*Requirements:*
Can you reproduce the listing below with every "interactable" changed to "clickable" and nothing else altered?

*Entries supplied:*
— start —
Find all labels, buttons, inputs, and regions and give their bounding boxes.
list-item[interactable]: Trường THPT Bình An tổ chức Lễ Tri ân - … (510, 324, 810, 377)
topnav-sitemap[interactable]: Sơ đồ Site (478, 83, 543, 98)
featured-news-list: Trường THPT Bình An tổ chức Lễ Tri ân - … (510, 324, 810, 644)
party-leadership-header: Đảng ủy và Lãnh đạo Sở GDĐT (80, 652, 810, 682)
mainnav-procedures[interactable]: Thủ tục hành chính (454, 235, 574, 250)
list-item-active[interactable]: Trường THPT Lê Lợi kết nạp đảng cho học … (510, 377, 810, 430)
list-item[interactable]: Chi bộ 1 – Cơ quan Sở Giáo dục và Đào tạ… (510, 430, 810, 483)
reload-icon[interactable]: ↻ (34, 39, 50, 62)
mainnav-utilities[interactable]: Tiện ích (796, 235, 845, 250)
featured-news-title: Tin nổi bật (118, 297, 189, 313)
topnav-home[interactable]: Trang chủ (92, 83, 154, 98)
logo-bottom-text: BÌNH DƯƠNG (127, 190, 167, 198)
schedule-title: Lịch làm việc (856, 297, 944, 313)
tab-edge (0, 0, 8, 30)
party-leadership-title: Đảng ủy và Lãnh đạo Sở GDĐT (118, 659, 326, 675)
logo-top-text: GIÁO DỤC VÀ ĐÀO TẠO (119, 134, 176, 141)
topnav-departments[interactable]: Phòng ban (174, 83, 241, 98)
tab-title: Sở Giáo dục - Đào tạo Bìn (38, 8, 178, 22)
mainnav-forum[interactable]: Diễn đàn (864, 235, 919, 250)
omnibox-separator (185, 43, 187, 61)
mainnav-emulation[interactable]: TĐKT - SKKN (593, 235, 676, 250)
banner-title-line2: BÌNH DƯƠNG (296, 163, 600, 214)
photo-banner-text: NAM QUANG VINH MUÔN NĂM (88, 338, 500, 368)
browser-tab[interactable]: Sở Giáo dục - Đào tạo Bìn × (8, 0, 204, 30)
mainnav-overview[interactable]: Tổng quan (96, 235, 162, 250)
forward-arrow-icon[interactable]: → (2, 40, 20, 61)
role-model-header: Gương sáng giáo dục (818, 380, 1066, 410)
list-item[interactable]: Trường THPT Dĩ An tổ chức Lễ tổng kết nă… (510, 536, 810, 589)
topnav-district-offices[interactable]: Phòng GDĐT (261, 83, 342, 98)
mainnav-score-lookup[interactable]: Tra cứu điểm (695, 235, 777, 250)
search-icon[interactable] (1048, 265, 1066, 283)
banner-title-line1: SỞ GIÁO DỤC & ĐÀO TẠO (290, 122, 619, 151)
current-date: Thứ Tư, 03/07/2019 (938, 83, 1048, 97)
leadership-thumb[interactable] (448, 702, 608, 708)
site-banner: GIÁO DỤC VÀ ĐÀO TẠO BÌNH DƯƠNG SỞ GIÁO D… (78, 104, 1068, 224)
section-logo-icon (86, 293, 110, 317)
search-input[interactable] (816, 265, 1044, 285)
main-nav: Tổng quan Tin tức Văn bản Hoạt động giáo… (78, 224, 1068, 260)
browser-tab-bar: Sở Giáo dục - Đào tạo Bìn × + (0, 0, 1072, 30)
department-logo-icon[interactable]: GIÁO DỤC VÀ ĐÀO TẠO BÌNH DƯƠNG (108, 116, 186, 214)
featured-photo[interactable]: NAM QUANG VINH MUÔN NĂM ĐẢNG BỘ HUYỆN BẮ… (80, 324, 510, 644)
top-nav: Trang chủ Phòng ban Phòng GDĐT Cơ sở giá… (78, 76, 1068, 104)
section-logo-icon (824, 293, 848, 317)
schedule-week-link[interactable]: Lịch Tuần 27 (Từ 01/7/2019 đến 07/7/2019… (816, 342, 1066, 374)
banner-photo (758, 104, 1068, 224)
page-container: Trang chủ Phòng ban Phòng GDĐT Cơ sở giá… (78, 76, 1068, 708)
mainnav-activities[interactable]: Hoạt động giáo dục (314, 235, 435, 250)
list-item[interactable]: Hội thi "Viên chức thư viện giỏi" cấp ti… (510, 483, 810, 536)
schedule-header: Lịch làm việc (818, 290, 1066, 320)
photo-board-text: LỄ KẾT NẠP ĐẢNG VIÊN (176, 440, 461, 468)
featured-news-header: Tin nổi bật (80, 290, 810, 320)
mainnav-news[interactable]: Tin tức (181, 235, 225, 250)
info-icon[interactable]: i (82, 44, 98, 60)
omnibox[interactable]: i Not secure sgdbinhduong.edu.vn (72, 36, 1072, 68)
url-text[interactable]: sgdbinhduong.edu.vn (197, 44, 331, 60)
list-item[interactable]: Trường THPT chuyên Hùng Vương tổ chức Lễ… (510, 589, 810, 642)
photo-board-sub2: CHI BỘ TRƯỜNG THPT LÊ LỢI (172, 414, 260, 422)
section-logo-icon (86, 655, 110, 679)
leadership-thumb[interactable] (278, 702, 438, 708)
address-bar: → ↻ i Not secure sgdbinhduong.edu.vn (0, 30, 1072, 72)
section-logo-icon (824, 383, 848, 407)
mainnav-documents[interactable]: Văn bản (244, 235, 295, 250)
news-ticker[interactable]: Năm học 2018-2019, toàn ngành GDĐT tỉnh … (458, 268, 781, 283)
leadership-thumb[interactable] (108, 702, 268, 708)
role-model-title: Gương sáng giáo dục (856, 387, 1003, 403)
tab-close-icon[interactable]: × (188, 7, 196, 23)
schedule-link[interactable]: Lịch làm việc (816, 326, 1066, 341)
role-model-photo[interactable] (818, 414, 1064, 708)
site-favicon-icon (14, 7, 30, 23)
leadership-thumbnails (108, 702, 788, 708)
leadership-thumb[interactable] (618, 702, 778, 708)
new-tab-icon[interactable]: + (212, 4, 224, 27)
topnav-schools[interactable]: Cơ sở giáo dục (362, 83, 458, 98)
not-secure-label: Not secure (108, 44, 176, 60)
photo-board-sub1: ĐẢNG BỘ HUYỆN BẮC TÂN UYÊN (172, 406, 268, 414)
— end —
*Final result:*
Find all labels, buttons, inputs, and regions and give their bounding boxes.
list-item[clickable]: Trường THPT Bình An tổ chức Lễ Tri ân - … (510, 324, 810, 377)
topnav-sitemap[clickable]: Sơ đồ Site (478, 83, 543, 98)
featured-news-list: Trường THPT Bình An tổ chức Lễ Tri ân - … (510, 324, 810, 644)
party-leadership-header: Đảng ủy và Lãnh đạo Sở GDĐT (80, 652, 810, 682)
mainnav-procedures[clickable]: Thủ tục hành chính (454, 235, 574, 250)
list-item-active[clickable]: Trường THPT Lê Lợi kết nạp đảng cho học … (510, 377, 810, 430)
list-item[clickable]: Chi bộ 1 – Cơ quan Sở Giáo dục và Đào tạ… (510, 430, 810, 483)
reload-icon[clickable]: ↻ (34, 39, 50, 62)
mainnav-utilities[clickable]: Tiện ích (796, 235, 845, 250)
featured-news-title: Tin nổi bật (118, 297, 189, 313)
topnav-home[clickable]: Trang chủ (92, 83, 154, 98)
logo-bottom-text: BÌNH DƯƠNG (127, 190, 167, 198)
schedule-title: Lịch làm việc (856, 297, 944, 313)
tab-edge (0, 0, 8, 30)
party-leadership-title: Đảng ủy và Lãnh đạo Sở GDĐT (118, 659, 326, 675)
logo-top-text: GIÁO DỤC VÀ ĐÀO TẠO (119, 134, 176, 141)
topnav-departments[clickable]: Phòng ban (174, 83, 241, 98)
tab-title: Sở Giáo dục - Đào tạo Bìn (38, 8, 178, 22)
mainnav-forum[clickable]: Diễn đàn (864, 235, 919, 250)
omnibox-separator (185, 43, 187, 61)
mainnav-emulation[clickable]: TĐKT - SKKN (593, 235, 676, 250)
banner-title-line2: BÌNH DƯƠNG (296, 163, 600, 214)
photo-banner-text: NAM QUANG VINH MUÔN NĂM (88, 338, 500, 368)
browser-tab[clickable]: Sở Giáo dục - Đào tạo Bìn × (8, 0, 204, 30)
mainnav-overview[clickable]: Tổng quan (96, 235, 162, 250)
forward-arrow-icon[clickable]: → (2, 40, 20, 61)
role-model-header: Gương sáng giáo dục (818, 380, 1066, 410)
list-item[clickable]: Trường THPT Dĩ An tổ chức Lễ tổng kết nă… (510, 536, 810, 589)
topnav-district-offices[clickable]: Phòng GDĐT (261, 83, 342, 98)
mainnav-score-lookup[clickable]: Tra cứu điểm (695, 235, 777, 250)
search-icon[clickable] (1048, 265, 1066, 283)
banner-title-line1: SỞ GIÁO DỤC & ĐÀO TẠO (290, 122, 619, 151)
current-date: Thứ Tư, 03/07/2019 (938, 83, 1048, 97)
leadership-thumb[clickable] (448, 702, 608, 708)
site-banner: GIÁO DỤC VÀ ĐÀO TẠO BÌNH DƯƠNG SỞ GIÁO D… (78, 104, 1068, 224)
section-logo-icon (86, 293, 110, 317)
search-input[clickable] (816, 265, 1044, 285)
main-nav: Tổng quan Tin tức Văn bản Hoạt động giáo… (78, 224, 1068, 260)
browser-tab-bar: Sở Giáo dục - Đào tạo Bìn × + (0, 0, 1072, 30)
department-logo-icon[clickable]: GIÁO DỤC VÀ ĐÀO TẠO BÌNH DƯƠNG (108, 116, 186, 214)
featured-photo[clickable]: NAM QUANG VINH MUÔN NĂM ĐẢNG BỘ HUYỆN BẮ… (80, 324, 510, 644)
top-nav: Trang chủ Phòng ban Phòng GDĐT Cơ sở giá… (78, 76, 1068, 104)
section-logo-icon (824, 293, 848, 317)
schedule-week-link[clickable]: Lịch Tuần 27 (Từ 01/7/2019 đến 07/7/2019… (816, 342, 1066, 374)
banner-photo (758, 104, 1068, 224)
page-container: Trang chủ Phòng ban Phòng GDĐT Cơ sở giá… (78, 76, 1068, 708)
mainnav-activities[clickable]: Hoạt động giáo dục (314, 235, 435, 250)
list-item[clickable]: Hội thi "Viên chức thư viện giỏi" cấp ti… (510, 483, 810, 536)
schedule-header: Lịch làm việc (818, 290, 1066, 320)
photo-board-text: LỄ KẾT NẠP ĐẢNG VIÊN (176, 440, 461, 468)
featured-news-header: Tin nổi bật (80, 290, 810, 320)
mainnav-news[clickable]: Tin tức (181, 235, 225, 250)
info-icon[clickable]: i (82, 44, 98, 60)
omnibox[clickable]: i Not secure sgdbinhduong.edu.vn (72, 36, 1072, 68)
url-text[clickable]: sgdbinhduong.edu.vn (197, 44, 331, 60)
list-item[clickable]: Trường THPT chuyên Hùng Vương tổ chức Lễ… (510, 589, 810, 642)
photo-board-sub2: CHI BỘ TRƯỜNG THPT LÊ LỢI (172, 414, 260, 422)
section-logo-icon (86, 655, 110, 679)
leadership-thumb[clickable] (278, 702, 438, 708)
address-bar: → ↻ i Not secure sgdbinhduong.edu.vn (0, 30, 1072, 72)
section-logo-icon (824, 383, 848, 407)
mainnav-documents[clickable]: Văn bản (244, 235, 295, 250)
news-ticker[clickable]: Năm học 2018-2019, toàn ngành GDĐT tỉnh … (458, 268, 781, 283)
leadership-thumb[clickable] (108, 702, 268, 708)
role-model-title: Gương sáng giáo dục (856, 387, 1003, 403)
tab-close-icon[clickable]: × (188, 7, 196, 23)
schedule-link[clickable]: Lịch làm việc (816, 326, 1066, 341)
role-model-photo[clickable] (818, 414, 1064, 708)
site-favicon-icon (14, 7, 30, 23)
leadership-thumbnails (108, 702, 788, 708)
leadership-thumb[clickable] (618, 702, 778, 708)
new-tab-icon[clickable]: + (212, 4, 224, 27)
topnav-schools[clickable]: Cơ sở giáo dục (362, 83, 458, 98)
not-secure-label: Not secure (108, 44, 176, 60)
photo-board-sub1: ĐẢNG BỘ HUYỆN BẮC TÂN UYÊN (172, 406, 268, 414)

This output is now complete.